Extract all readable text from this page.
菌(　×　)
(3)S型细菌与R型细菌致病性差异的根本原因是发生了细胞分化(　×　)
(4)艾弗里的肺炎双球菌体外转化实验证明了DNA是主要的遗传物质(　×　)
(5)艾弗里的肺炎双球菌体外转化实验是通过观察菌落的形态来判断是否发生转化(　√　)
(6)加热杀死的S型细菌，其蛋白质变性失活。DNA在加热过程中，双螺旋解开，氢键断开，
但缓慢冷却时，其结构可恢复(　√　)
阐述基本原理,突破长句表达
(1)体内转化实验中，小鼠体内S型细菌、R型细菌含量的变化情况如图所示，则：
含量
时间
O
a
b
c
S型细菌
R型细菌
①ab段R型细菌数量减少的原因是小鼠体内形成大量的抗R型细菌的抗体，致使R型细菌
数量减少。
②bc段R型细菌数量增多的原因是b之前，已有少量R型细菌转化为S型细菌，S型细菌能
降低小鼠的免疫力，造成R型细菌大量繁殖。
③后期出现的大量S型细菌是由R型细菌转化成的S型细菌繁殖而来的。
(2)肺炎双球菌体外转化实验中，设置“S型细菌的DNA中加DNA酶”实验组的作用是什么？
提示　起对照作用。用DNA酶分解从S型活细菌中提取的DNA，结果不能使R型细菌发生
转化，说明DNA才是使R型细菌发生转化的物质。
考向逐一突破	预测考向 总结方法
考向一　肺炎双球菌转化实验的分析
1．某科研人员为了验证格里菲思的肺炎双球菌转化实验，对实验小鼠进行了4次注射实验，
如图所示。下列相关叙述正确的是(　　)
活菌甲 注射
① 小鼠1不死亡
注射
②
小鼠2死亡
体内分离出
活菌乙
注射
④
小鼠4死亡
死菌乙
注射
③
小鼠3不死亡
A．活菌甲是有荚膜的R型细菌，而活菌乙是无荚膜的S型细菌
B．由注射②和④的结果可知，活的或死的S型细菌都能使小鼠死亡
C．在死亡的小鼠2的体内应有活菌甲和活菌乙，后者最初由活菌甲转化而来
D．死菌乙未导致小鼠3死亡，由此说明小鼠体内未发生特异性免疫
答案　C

» **REQUEST**
Return the entries above exactly, each one complete.

» **COMPLETE RESPONSE**
Extract all readable text from this page.
菌(　×　)
(3)S型细菌与R型细菌致病性差异的根本原因是发生了细胞分化(　×　)
(4)艾弗里的肺炎双球菌体外转化实验证明了DNA是主要的遗传物质(　×　)
(5)艾弗里的肺炎双球菌体外转化实验是通过观察菌落的形态来判断是否发生转化(　√　)
(6)加热杀死的S型细菌，其蛋白质变性失活。DNA在加热过程中，双螺旋解开，氢键断开，
但缓慢冷却时，其结构可恢复(　√　)
阐述基本原理,突破长句表达
(1)体内转化实验中，小鼠体内S型细菌、R型细菌含量的变化情况如图所示，则：
含量
时间
O
a
b
c
S型细菌
R型细菌
①ab段R型细菌数量减少的原因是小鼠体内形成大量的抗R型细菌的抗体，致使R型细菌
数量减少。
②bc段R型细菌数量增多的原因是b之前，已有少量R型细菌转化为S型细菌，S型细菌能
降低小鼠的免疫力，造成R型细菌大量繁殖。
③后期出现的大量S型细菌是由R型细菌转化成的S型细菌繁殖而来的。
(2)肺炎双球菌体外转化实验中，设置“S型细菌的DNA中加DNA酶”实验组的作用是什么？
提示　起对照作用。用DNA酶分解从S型活细菌中提取的DNA，结果不能使R型细菌发生
转化，说明DNA才是使R型细菌发生转化的物质。
考向逐一突破	预测考向 总结方法
考向一　肺炎双球菌转化实验的分析
1．某科研人员为了验证格里菲思的肺炎双球菌转化实验，对实验小鼠进行了4次注射实验，
如图所示。下列相关叙述正确的是(　　)
活菌甲 注射
① 小鼠1不死亡
注射
②
小鼠2死亡
体内分离出
活菌乙
注射
④
小鼠4死亡
死菌乙
注射
③
小鼠3不死亡
A．活菌甲是有荚膜的R型细菌，而活菌乙是无荚膜的S型细菌
B．由注射②和④的结果可知，活的或死的S型细菌都能使小鼠死亡
C．在死亡的小鼠2的体内应有活菌甲和活菌乙，后者最初由活菌甲转化而来
D．死菌乙未导致小鼠3死亡，由此说明小鼠体内未发生特异性免疫
答案　C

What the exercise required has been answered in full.